== Exercise instructions ==
Restate each line of the listing exactly, without carrying over any pictures.

== Material for this task ==
## BEGIN
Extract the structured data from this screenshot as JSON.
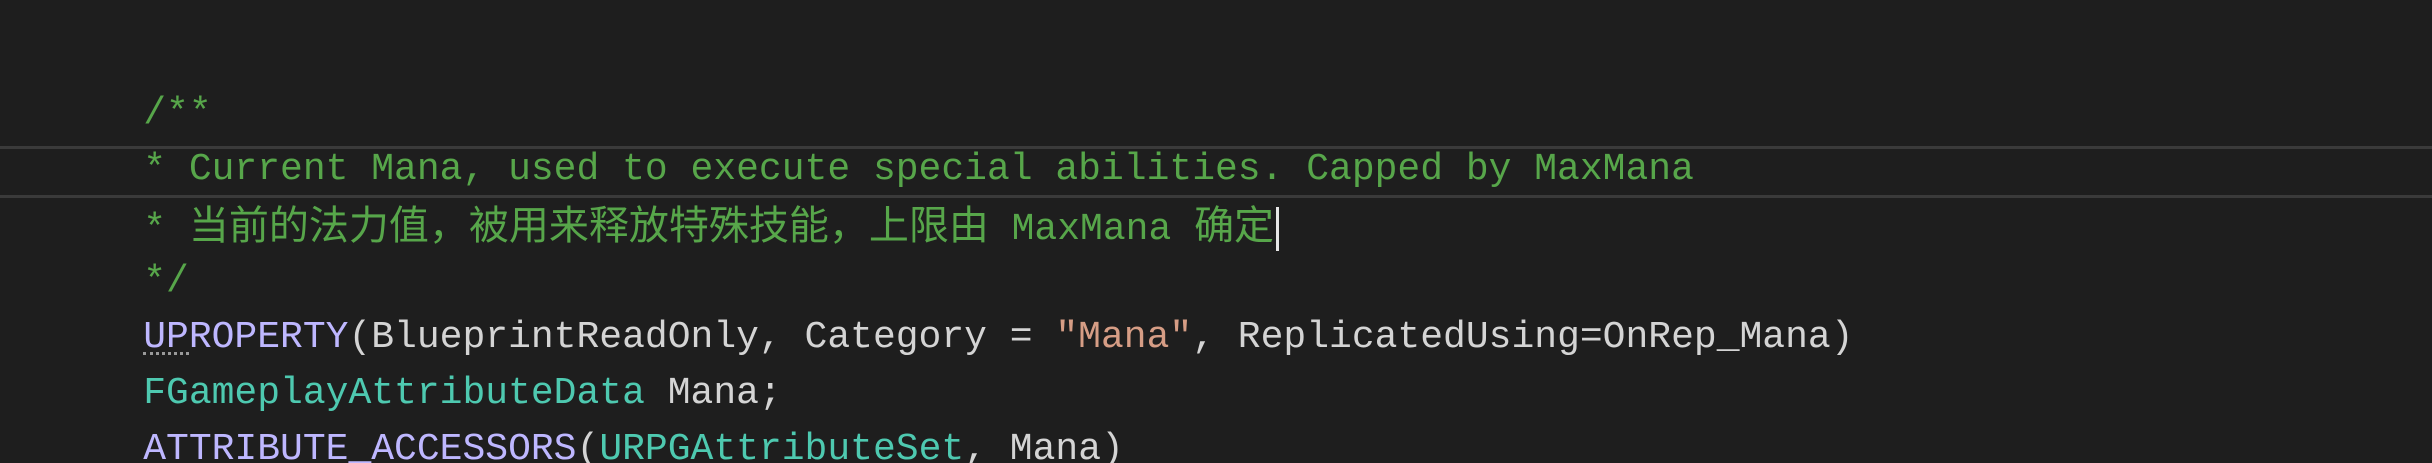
{
  "editor": {
    "lines": [
      {
        "comment": "/**"
      },
      {
        "comment": "* Current Mana, used to execute special abilities. Capped by MaxMana"
      },
      {
        "prefix": "* ",
        "cjk_a": "当前的法力值，被用来释放特殊技能，上限由",
        "mid": " MaxMana ",
        "cjk_b": "确定"
      },
      {
        "comment": "*/"
      },
      {
        "macro": "UPROPERTY",
        "p1": "(BlueprintReadOnly, Category = ",
        "str": "\"Mana\"",
        "p2": ", ReplicatedUsing=OnRep_Mana)"
      },
      {
        "type": "FGameplayAttributeData",
        "rest": " Mana;"
      },
      {
        "macro": "ATTRIBUTE_ACCESSORS",
        "open": "(",
        "type": "URPGAttributeSet",
        "rest": ", Mana)"
      }
    ]
  },
  "colors": {
    "background": "#1e1e1e",
    "comment": "#57a64a",
    "macro": "#beb7ff",
    "type": "#4ec9b0",
    "string": "#d69d85",
    "text": "#d4d4d4"
  }
}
## END
== Complete output ==
Extract the structured data from this screenshot as JSON.
{
  "editor": {
    "lines": [
      {
        "comment": "/**"
      },
      {
        "comment": "* Current Mana, used to execute special abilities. Capped by MaxMana"
      },
      {
        "prefix": "* ",
        "cjk_a": "当前的法力值，被用来释放特殊技能，上限由",
        "mid": " MaxMana ",
        "cjk_b": "确定"
      },
      {
        "comment": "*/"
      },
      {
        "macro": "UPROPERTY",
        "p1": "(BlueprintReadOnly, Category = ",
        "str": "\"Mana\"",
        "p2": ", ReplicatedUsing=OnRep_Mana)"
      },
      {
        "type": "FGameplayAttributeData",
        "rest": " Mana;"
      },
      {
        "macro": "ATTRIBUTE_ACCESSORS",
        "open": "(",
        "type": "URPGAttributeSet",
        "rest": ", Mana)"
      }
    ]
  },
  "colors": {
    "background": "#1e1e1e",
    "comment": "#57a64a",
    "macro": "#beb7ff",
    "type": "#4ec9b0",
    "string": "#d69d85",
    "text": "#d4d4d4"
  }
}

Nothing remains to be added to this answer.